> **GIVEN TASK**
Could you copy out the items below, substituting "ornamental-dots" for every "decorative-dots" and leaving everything else the same?

Items from a data source
— Begin —

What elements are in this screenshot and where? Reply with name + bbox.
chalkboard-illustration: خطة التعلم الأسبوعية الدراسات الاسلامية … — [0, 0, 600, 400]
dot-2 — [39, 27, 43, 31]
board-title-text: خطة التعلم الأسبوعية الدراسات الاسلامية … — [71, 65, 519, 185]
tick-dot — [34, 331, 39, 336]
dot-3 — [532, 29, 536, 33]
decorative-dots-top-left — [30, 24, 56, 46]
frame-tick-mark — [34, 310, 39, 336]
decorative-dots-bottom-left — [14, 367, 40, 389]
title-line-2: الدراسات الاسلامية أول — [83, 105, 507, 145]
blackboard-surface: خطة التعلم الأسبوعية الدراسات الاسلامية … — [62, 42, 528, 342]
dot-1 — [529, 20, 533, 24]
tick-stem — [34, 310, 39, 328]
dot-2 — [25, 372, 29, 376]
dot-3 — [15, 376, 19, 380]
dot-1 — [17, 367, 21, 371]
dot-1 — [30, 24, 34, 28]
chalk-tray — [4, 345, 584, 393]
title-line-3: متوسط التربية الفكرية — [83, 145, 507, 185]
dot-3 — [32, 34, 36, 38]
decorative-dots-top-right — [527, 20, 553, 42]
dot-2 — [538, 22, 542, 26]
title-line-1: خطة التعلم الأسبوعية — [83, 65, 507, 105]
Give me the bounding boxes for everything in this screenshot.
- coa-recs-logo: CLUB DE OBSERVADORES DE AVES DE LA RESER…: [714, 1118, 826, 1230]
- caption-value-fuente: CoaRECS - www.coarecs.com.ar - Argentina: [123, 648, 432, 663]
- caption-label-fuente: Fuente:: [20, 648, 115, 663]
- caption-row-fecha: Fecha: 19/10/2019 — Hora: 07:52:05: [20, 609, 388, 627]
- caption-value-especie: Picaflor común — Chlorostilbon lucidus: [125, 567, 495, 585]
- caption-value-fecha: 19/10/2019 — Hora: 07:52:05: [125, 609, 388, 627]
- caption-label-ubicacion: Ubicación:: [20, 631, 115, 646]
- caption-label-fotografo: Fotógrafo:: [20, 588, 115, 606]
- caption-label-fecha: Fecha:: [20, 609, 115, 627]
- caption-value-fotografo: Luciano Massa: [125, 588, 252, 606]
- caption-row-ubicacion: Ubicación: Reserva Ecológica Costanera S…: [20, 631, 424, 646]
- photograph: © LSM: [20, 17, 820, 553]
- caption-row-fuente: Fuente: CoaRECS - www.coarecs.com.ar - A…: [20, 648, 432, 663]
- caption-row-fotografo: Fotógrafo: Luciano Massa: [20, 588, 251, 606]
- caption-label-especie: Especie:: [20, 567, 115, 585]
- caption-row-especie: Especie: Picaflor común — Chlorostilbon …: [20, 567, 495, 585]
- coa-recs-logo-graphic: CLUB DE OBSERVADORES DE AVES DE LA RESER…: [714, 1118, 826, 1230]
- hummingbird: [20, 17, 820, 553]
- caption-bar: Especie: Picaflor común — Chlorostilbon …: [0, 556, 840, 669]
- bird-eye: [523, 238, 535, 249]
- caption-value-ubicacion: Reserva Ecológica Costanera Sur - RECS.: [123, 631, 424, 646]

— End —

> **PROBLEM SOLUTION**
What elements are in this screenshot and where? Reply with name + bbox.
chalkboard-illustration: خطة التعلم الأسبوعية الدراسات الاسلامية … — [0, 0, 600, 400]
dot-2 — [39, 27, 43, 31]
board-title-text: خطة التعلم الأسبوعية الدراسات الاسلامية … — [71, 65, 519, 185]
tick-dot — [34, 331, 39, 336]
dot-3 — [532, 29, 536, 33]
ornamental-dots-top-left — [30, 24, 56, 46]
frame-tick-mark — [34, 310, 39, 336]
ornamental-dots-bottom-left — [14, 367, 40, 389]
title-line-2: الدراسات الاسلامية أول — [83, 105, 507, 145]
blackboard-surface: خطة التعلم الأسبوعية الدراسات الاسلامية … — [62, 42, 528, 342]
dot-1 — [529, 20, 533, 24]
tick-stem — [34, 310, 39, 328]
dot-2 — [25, 372, 29, 376]
dot-3 — [15, 376, 19, 380]
dot-1 — [17, 367, 21, 371]
dot-1 — [30, 24, 34, 28]
chalk-tray — [4, 345, 584, 393]
title-line-3: متوسط التربية الفكرية — [83, 145, 507, 185]
dot-3 — [32, 34, 36, 38]
ornamental-dots-top-right — [527, 20, 553, 42]
dot-2 — [538, 22, 542, 26]
title-line-1: خطة التعلم الأسبوعية — [83, 65, 507, 105]
Give me the bounding boxes for everything in this screenshot.
- coa-recs-logo: CLUB DE OBSERVADORES DE AVES DE LA RESER…: [714, 1118, 826, 1230]
- caption-value-fuente: CoaRECS - www.coarecs.com.ar - Argentina: [123, 648, 432, 663]
- caption-label-fuente: Fuente:: [20, 648, 115, 663]
- caption-row-fecha: Fecha: 19/10/2019 — Hora: 07:52:05: [20, 609, 388, 627]
- caption-value-especie: Picaflor común — Chlorostilbon lucidus: [125, 567, 495, 585]
- caption-value-fecha: 19/10/2019 — Hora: 07:52:05: [125, 609, 388, 627]
- caption-label-ubicacion: Ubicación:: [20, 631, 115, 646]
- caption-label-fotografo: Fotógrafo:: [20, 588, 115, 606]
- caption-label-fecha: Fecha:: [20, 609, 115, 627]
- caption-value-fotografo: Luciano Massa: [125, 588, 252, 606]
- caption-row-ubicacion: Ubicación: Reserva Ecológica Costanera S…: [20, 631, 424, 646]
- photograph: © LSM: [20, 17, 820, 553]
- caption-row-fuente: Fuente: CoaRECS - www.coarecs.com.ar - A…: [20, 648, 432, 663]
- caption-row-fotografo: Fotógrafo: Luciano Massa: [20, 588, 251, 606]
- caption-label-especie: Especie:: [20, 567, 115, 585]
- caption-row-especie: Especie: Picaflor común — Chlorostilbon …: [20, 567, 495, 585]
- coa-recs-logo-graphic: CLUB DE OBSERVADORES DE AVES DE LA RESER…: [714, 1118, 826, 1230]
- hummingbird: [20, 17, 820, 553]
- caption-bar: Especie: Picaflor común — Chlorostilbon …: [0, 556, 840, 669]
- bird-eye: [523, 238, 535, 249]
- caption-value-ubicacion: Reserva Ecológica Costanera Sur - RECS.: [123, 631, 424, 646]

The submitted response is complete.